<<<<

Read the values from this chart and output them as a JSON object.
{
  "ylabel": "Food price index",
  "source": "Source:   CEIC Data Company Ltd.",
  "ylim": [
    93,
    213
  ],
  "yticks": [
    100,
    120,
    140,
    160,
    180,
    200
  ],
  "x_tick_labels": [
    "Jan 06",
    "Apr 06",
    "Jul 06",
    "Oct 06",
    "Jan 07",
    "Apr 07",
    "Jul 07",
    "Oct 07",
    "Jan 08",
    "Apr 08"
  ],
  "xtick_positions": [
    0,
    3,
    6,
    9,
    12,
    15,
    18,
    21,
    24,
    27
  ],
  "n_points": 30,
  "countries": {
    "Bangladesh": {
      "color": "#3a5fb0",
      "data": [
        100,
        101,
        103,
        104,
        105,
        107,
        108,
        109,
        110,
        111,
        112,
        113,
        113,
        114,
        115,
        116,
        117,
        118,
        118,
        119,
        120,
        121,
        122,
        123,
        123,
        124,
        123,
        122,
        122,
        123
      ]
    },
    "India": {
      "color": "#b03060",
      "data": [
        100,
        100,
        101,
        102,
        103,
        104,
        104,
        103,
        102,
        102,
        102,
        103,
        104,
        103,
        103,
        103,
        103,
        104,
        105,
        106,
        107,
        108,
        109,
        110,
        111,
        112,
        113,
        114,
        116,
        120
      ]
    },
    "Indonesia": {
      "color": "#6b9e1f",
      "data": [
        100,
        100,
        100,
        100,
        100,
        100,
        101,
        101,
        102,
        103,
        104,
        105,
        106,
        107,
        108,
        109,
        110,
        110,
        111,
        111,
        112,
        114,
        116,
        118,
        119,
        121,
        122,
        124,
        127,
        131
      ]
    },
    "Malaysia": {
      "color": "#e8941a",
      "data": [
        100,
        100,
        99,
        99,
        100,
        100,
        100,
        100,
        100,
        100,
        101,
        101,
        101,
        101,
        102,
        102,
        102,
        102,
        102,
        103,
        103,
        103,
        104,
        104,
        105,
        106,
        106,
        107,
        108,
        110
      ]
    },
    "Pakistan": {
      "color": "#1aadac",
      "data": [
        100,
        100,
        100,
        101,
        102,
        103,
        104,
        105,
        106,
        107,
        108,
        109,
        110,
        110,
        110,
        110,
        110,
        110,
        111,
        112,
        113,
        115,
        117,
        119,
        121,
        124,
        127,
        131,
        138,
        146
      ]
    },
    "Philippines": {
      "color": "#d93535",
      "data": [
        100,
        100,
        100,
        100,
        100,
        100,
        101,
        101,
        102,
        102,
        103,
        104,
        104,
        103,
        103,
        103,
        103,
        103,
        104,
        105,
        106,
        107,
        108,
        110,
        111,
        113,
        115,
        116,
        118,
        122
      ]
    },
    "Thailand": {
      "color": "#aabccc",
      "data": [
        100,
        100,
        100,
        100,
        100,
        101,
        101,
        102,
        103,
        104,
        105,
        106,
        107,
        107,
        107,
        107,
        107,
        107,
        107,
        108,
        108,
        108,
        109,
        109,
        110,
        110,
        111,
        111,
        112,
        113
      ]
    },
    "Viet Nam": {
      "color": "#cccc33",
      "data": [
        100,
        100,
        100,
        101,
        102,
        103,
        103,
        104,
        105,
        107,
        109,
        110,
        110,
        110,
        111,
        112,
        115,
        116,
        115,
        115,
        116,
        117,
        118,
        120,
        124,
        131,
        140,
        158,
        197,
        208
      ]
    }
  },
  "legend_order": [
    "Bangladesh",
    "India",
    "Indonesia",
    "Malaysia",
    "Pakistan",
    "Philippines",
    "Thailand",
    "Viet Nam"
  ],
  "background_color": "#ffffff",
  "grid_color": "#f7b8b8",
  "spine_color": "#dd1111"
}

>>>>

WHAT TO WORK ON —
Retype the listing. Match it exactly.

TASK OUTPUT —
Read the values from this chart and output them as a JSON object.
{
  "ylabel": "Food price index",
  "source": "Source:   CEIC Data Company Ltd.",
  "ylim": [
    93,
    213
  ],
  "yticks": [
    100,
    120,
    140,
    160,
    180,
    200
  ],
  "x_tick_labels": [
    "Jan 06",
    "Apr 06",
    "Jul 06",
    "Oct 06",
    "Jan 07",
    "Apr 07",
    "Jul 07",
    "Oct 07",
    "Jan 08",
    "Apr 08"
  ],
  "xtick_positions": [
    0,
    3,
    6,
    9,
    12,
    15,
    18,
    21,
    24,
    27
  ],
  "n_points": 30,
  "countries": {
    "Bangladesh": {
      "color": "#3a5fb0",
      "data": [
        100,
        101,
        103,
        104,
        105,
        107,
        108,
        109,
        110,
        111,
        112,
        113,
        113,
        114,
        115,
        116,
        117,
        118,
        118,
        119,
        120,
        121,
        122,
        123,
        123,
        124,
        123,
        122,
        122,
        123
      ]
    },
    "India": {
      "color": "#b03060",
      "data": [
        100,
        100,
        101,
        102,
        103,
        104,
        104,
        103,
        102,
        102,
        102,
        103,
        104,
        103,
        103,
        103,
        103,
        104,
        105,
        106,
        107,
        108,
        109,
        110,
        111,
        112,
        113,
        114,
        116,
        120
      ]
    },
    "Indonesia": {
      "color": "#6b9e1f",
      "data": [
        100,
        100,
        100,
        100,
        100,
        100,
        101,
        101,
        102,
        103,
        104,
        105,
        106,
        107,
        108,
        109,
        110,
        110,
        111,
        111,
        112,
        114,
        116,
        118,
        119,
        121,
        122,
        124,
        127,
        131
      ]
    },
    "Malaysia": {
      "color": "#e8941a",
      "data": [
        100,
        100,
        99,
        99,
        100,
        100,
        100,
        100,
        100,
        100,
        101,
        101,
        101,
        101,
        102,
        102,
        102,
        102,
        102,
        103,
        103,
        103,
        104,
        104,
        105,
        106,
        106,
        107,
        108,
        110
      ]
    },
    "Pakistan": {
      "color": "#1aadac",
      "data": [
        100,
        100,
        100,
        101,
        102,
        103,
        104,
        105,
        106,
        107,
        108,
        109,
        110,
        110,
        110,
        110,
        110,
        110,
        111,
        112,
        113,
        115,
        117,
        119,
        121,
        124,
        127,
        131,
        138,
        146
      ]
    },
    "Philippines": {
      "color": "#d93535",
      "data": [
        100,
        100,
        100,
        100,
        100,
        100,
        101,
        101,
        102,
        102,
        103,
        104,
        104,
        103,
        103,
        103,
        103,
        103,
        104,
        105,
        106,
        107,
        108,
        110,
        111,
        113,
        115,
        116,
        118,
        122
      ]
    },
    "Thailand": {
      "color": "#aabccc",
      "data": [
        100,
        100,
        100,
        100,
        100,
        101,
        101,
        102,
        103,
        104,
        105,
        106,
        107,
        107,
        107,
        107,
        107,
        107,
        107,
        108,
        108,
        108,
        109,
        109,
        110,
        110,
        111,
        111,
        112,
        113
      ]
    },
    "Viet Nam": {
      "color": "#cccc33",
      "data": [
        100,
        100,
        100,
        101,
        102,
        103,
        103,
        104,
        105,
        107,
        109,
        110,
        110,
        110,
        111,
        112,
        115,
        116,
        115,
        115,
        116,
        117,
        118,
        120,
        124,
        131,
        140,
        158,
        197,
        208
      ]
    }
  },
  "legend_order": [
    "Bangladesh",
    "India",
    "Indonesia",
    "Malaysia",
    "Pakistan",
    "Philippines",
    "Thailand",
    "Viet Nam"
  ],
  "background_color": "#ffffff",
  "grid_color": "#f7b8b8",
  "spine_color": "#dd1111"
}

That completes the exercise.